[Figure content listings]
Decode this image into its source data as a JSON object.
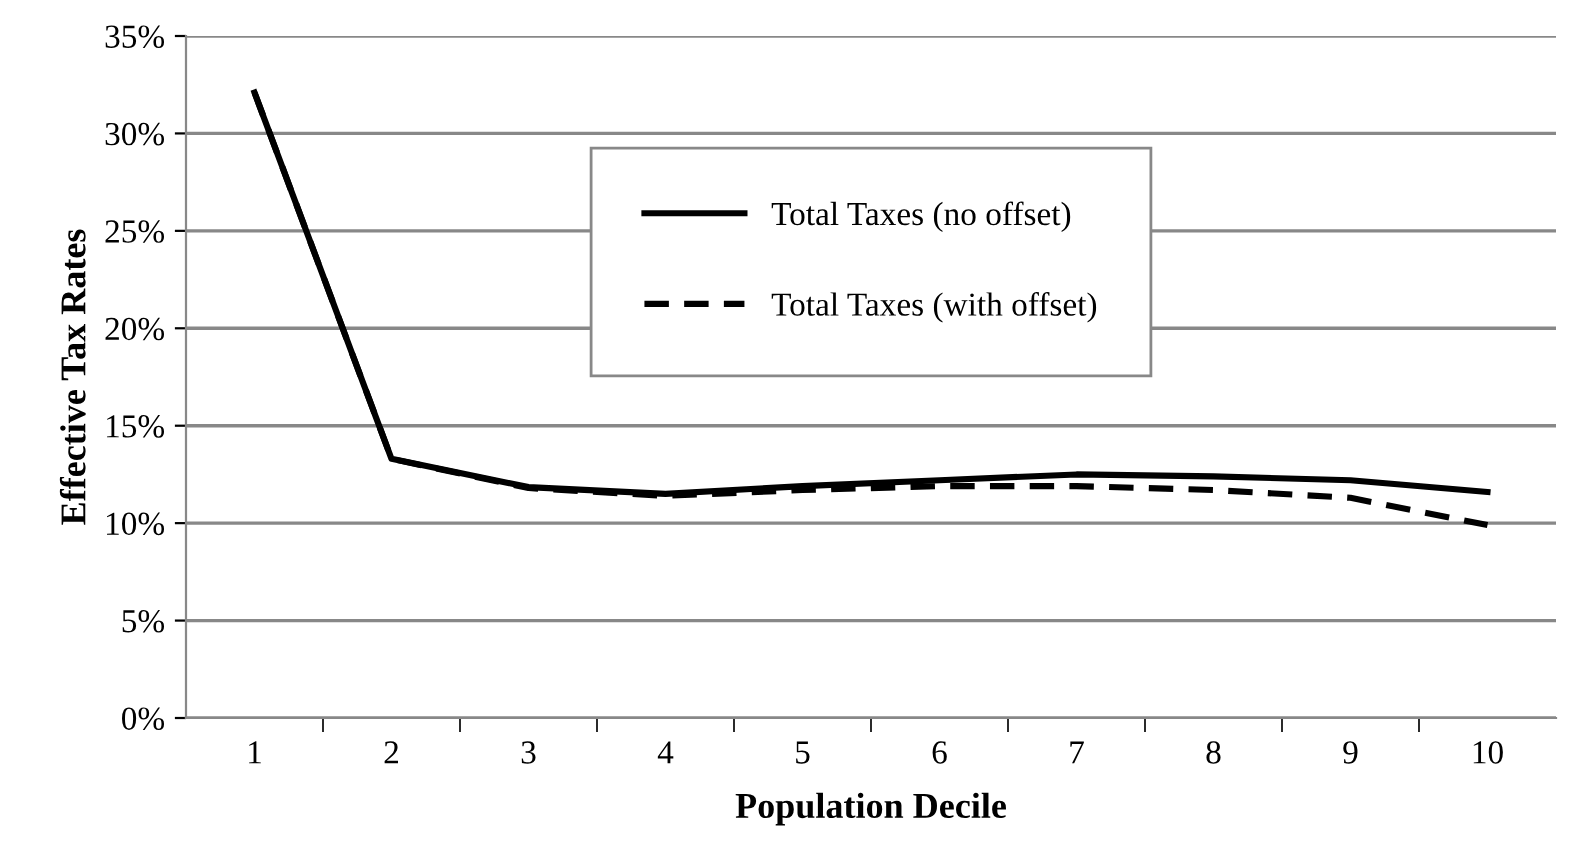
{
  "chart_data": {
    "type": "line",
    "xlabel": "Population Decile",
    "ylabel": "Effective Tax Rates",
    "categories": [
      "1",
      "2",
      "3",
      "4",
      "5",
      "6",
      "7",
      "8",
      "9",
      "10"
    ],
    "series": [
      {
        "name": "Total Taxes (no offset)",
        "color": "#000000",
        "line_style": "solid",
        "values": [
          32.1,
          13.3,
          11.85,
          11.5,
          11.9,
          12.2,
          12.5,
          12.4,
          12.2,
          11.6
        ]
      },
      {
        "name": "Total Taxes (with offset)",
        "color": "#000000",
        "line_style": "dashed",
        "values": [
          32.1,
          13.3,
          11.8,
          11.4,
          11.7,
          11.9,
          11.9,
          11.7,
          11.3,
          9.9
        ]
      }
    ],
    "ylim": [
      0,
      35
    ],
    "yticks": [
      {
        "value": 0,
        "label": "0%"
      },
      {
        "value": 5,
        "label": "5%"
      },
      {
        "value": 10,
        "label": "10%"
      },
      {
        "value": 15,
        "label": "15%"
      },
      {
        "value": 20,
        "label": "20%"
      },
      {
        "value": 25,
        "label": "25%"
      },
      {
        "value": 30,
        "label": "30%"
      },
      {
        "value": 35,
        "label": "35%"
      }
    ],
    "grid": "y",
    "legend": "top",
    "marker": "none"
  }
}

- Problem description:
Write every record out again exactly; no pictures belong in the copy.

- Answer to the task:
Decode this image into its source data as a JSON object.
{
  "chart_data": {
    "type": "line",
    "xlabel": "Population Decile",
    "ylabel": "Effective Tax Rates",
    "categories": [
      "1",
      "2",
      "3",
      "4",
      "5",
      "6",
      "7",
      "8",
      "9",
      "10"
    ],
    "series": [
      {
        "name": "Total Taxes (no offset)",
        "color": "#000000",
        "line_style": "solid",
        "values": [
          32.1,
          13.3,
          11.85,
          11.5,
          11.9,
          12.2,
          12.5,
          12.4,
          12.2,
          11.6
        ]
      },
      {
        "name": "Total Taxes (with offset)",
        "color": "#000000",
        "line_style": "dashed",
        "values": [
          32.1,
          13.3,
          11.8,
          11.4,
          11.7,
          11.9,
          11.9,
          11.7,
          11.3,
          9.9
        ]
      }
    ],
    "ylim": [
      0,
      35
    ],
    "yticks": [
      {
        "value": 0,
        "label": "0%"
      },
      {
        "value": 5,
        "label": "5%"
      },
      {
        "value": 10,
        "label": "10%"
      },
      {
        "value": 15,
        "label": "15%"
      },
      {
        "value": 20,
        "label": "20%"
      },
      {
        "value": 25,
        "label": "25%"
      },
      {
        "value": 30,
        "label": "30%"
      },
      {
        "value": 35,
        "label": "35%"
      }
    ],
    "grid": "y",
    "legend": "top",
    "marker": "none"
  }
}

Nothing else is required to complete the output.